- **EXERCISE**
Pull out every line of the listing below where "abzuschwächen" appears.

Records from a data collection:
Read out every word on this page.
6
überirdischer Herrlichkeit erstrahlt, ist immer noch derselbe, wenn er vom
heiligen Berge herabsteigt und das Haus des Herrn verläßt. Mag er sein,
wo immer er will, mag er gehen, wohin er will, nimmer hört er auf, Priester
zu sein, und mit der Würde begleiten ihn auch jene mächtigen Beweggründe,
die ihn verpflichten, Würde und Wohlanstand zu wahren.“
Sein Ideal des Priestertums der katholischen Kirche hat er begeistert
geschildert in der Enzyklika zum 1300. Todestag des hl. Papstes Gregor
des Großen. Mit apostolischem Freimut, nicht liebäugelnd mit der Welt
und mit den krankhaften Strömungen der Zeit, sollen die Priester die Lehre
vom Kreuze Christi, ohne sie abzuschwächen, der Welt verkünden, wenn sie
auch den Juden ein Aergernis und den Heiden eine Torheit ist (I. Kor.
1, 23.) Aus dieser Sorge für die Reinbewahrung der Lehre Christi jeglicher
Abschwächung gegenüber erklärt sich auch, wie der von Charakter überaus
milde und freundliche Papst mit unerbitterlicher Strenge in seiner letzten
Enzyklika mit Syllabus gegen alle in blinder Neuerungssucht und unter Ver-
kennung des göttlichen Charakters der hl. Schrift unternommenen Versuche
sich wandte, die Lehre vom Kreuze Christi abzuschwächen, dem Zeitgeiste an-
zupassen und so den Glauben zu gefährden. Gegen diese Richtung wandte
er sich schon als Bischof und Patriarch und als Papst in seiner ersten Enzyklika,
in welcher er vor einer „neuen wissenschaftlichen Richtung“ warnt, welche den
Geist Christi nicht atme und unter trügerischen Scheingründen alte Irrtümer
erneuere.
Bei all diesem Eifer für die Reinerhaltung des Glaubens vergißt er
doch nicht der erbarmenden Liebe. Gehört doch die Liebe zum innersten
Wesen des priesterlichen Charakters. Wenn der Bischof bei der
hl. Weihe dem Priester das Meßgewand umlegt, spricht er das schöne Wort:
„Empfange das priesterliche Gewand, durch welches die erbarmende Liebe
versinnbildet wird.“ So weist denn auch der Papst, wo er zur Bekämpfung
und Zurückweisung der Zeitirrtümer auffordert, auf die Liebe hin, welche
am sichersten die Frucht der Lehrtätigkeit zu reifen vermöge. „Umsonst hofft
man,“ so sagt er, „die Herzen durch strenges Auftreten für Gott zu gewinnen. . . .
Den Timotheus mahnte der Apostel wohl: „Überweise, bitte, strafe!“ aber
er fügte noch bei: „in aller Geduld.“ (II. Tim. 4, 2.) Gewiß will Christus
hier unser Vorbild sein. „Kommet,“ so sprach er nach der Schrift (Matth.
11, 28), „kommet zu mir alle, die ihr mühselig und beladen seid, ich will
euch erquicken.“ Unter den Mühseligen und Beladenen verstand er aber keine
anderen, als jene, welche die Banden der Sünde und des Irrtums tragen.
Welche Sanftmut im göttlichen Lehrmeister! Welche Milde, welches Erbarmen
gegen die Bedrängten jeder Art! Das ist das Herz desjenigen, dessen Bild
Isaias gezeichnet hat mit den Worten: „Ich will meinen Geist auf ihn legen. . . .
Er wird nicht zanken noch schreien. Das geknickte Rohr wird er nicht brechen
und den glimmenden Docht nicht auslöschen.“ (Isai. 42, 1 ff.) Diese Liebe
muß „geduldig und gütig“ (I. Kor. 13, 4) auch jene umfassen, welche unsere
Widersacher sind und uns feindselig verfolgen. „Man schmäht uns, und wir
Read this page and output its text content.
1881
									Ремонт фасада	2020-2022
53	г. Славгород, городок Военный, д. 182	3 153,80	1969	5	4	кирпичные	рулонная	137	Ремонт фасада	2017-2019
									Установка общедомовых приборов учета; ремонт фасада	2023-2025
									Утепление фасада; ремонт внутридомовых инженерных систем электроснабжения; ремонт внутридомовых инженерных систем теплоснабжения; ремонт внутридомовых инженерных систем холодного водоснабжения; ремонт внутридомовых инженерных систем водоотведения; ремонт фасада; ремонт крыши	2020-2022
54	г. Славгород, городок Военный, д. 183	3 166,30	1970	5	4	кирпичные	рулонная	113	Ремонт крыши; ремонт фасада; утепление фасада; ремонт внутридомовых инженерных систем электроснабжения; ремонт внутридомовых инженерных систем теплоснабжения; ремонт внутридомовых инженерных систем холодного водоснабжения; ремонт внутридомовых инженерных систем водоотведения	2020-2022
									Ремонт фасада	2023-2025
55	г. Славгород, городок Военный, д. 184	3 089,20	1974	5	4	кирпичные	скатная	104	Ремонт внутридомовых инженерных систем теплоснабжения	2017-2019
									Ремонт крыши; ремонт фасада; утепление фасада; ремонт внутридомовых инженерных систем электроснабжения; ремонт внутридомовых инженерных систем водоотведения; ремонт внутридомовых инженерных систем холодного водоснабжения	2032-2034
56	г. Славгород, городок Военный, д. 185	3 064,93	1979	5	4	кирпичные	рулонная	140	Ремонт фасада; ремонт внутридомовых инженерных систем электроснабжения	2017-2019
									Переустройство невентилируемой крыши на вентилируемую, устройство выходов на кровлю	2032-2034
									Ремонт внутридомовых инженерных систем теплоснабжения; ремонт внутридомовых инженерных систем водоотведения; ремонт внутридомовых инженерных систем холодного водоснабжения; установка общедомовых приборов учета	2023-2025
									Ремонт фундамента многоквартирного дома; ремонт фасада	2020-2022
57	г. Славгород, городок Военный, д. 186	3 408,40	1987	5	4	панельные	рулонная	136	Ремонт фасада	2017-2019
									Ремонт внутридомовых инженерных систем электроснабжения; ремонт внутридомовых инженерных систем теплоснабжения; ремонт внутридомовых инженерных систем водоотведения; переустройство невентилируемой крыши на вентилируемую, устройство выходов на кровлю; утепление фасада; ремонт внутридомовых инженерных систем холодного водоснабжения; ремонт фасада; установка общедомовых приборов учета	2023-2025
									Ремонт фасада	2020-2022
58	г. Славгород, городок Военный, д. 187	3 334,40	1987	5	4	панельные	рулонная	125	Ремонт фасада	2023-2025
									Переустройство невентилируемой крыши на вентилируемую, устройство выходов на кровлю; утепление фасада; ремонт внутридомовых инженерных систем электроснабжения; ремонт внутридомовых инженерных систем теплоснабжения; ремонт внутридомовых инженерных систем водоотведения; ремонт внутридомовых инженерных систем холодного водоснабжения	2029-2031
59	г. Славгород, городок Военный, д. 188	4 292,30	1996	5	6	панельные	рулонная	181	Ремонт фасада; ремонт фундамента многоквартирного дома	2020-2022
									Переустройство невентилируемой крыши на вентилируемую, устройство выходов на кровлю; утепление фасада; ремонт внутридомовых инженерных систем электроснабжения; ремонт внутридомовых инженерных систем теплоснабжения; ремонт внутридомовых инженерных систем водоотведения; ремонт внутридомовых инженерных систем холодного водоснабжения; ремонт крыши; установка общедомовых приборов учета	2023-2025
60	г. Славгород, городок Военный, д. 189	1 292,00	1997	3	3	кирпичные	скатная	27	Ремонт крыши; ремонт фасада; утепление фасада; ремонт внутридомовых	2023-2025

- **THE SOLUTION**
vom Kreuze Christi, ohne sie abzuschwächen, der Welt verkünden, wenn sie
sich wandte, die Lehre vom Kreuze Christi abzuschwächen, dem Zeitgeiste an-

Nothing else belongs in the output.